● Requirement
Print the entries that appear below, exactly as written and without their pictures.

● The data

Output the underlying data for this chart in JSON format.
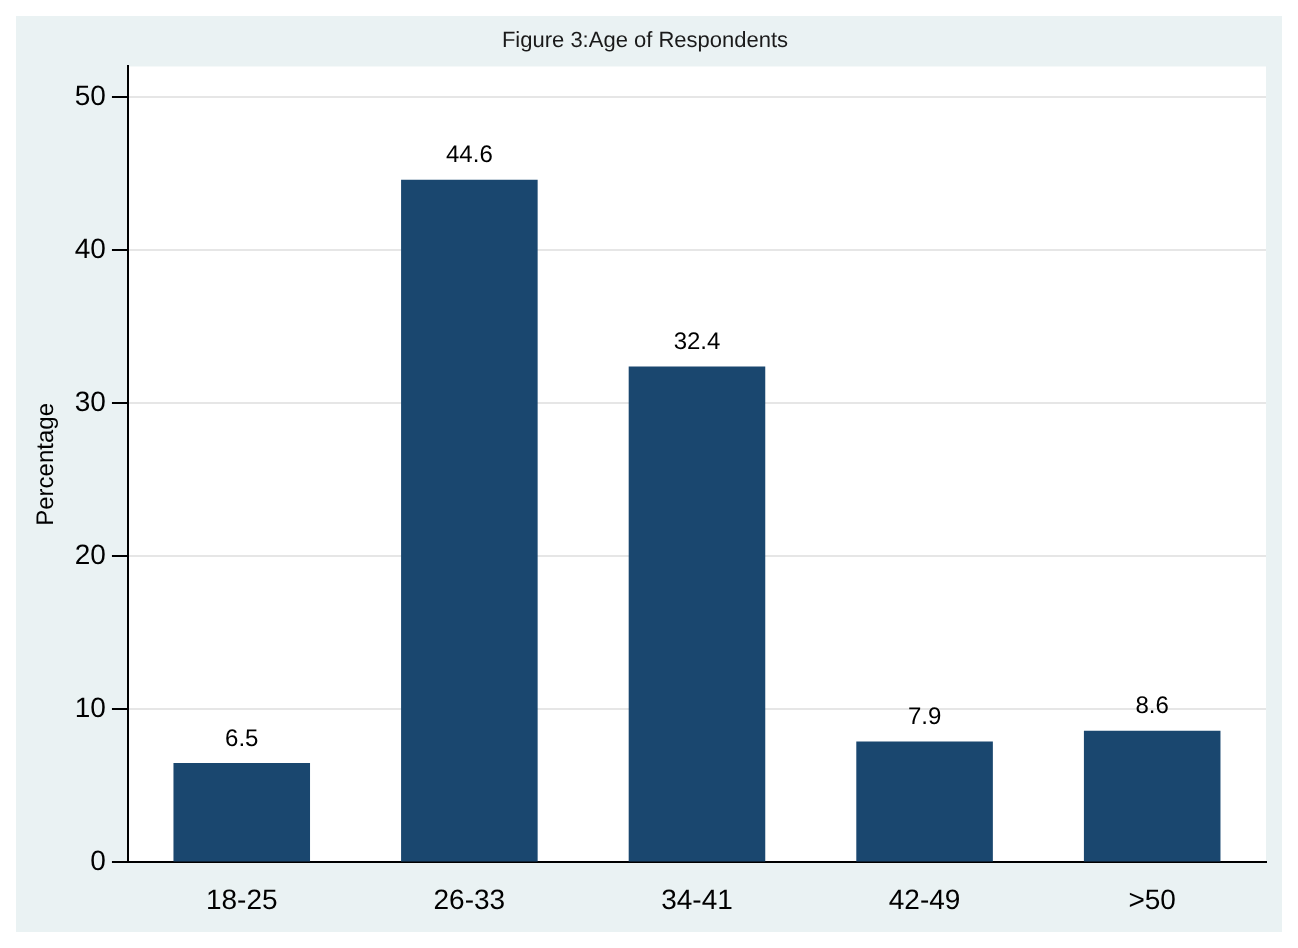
{
  "chart_data": {
    "type": "bar",
    "title": "Figure 3:Age of Respondents",
    "ylabel": "Percentage",
    "categories": [
      "18-25",
      "26-33",
      "34-41",
      "42-49",
      ">50"
    ],
    "values": [
      6.5,
      44.6,
      32.4,
      7.9,
      8.6
    ],
    "color": "#1a476f",
    "ylim": [
      0,
      52
    ],
    "yticks": [
      0,
      10,
      20,
      30,
      40,
      50
    ],
    "grid": "y",
    "data_labels": true,
    "legend": false
  }
}
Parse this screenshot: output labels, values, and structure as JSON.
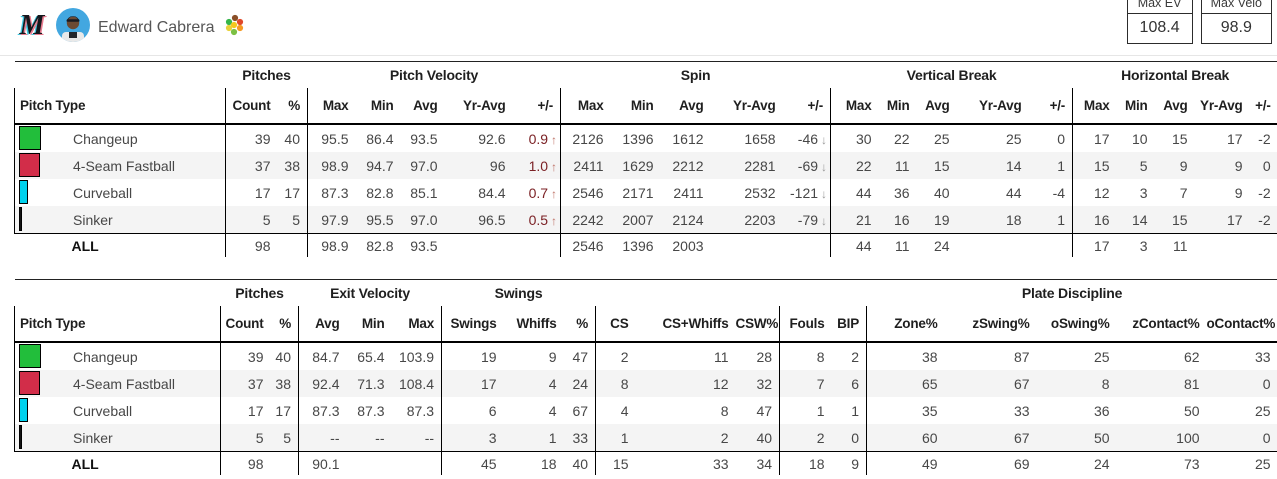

● Task solution
Output the underlying data for this chart in JSON format.
{
  "chart_data": {
    "type": "bar",
    "title": "Figure 3:Age of Respondents",
    "ylabel": "Percentage",
    "categories": [
      "18-25",
      "26-33",
      "34-41",
      "42-49",
      ">50"
    ],
    "values": [
      6.5,
      44.6,
      32.4,
      7.9,
      8.6
    ],
    "color": "#1a476f",
    "ylim": [
      0,
      52
    ],
    "yticks": [
      0,
      10,
      20,
      30,
      40,
      50
    ],
    "grid": "y",
    "data_labels": true,
    "legend": false
  }
}
Parse this screenshot: output labels, values, and structure as JSON.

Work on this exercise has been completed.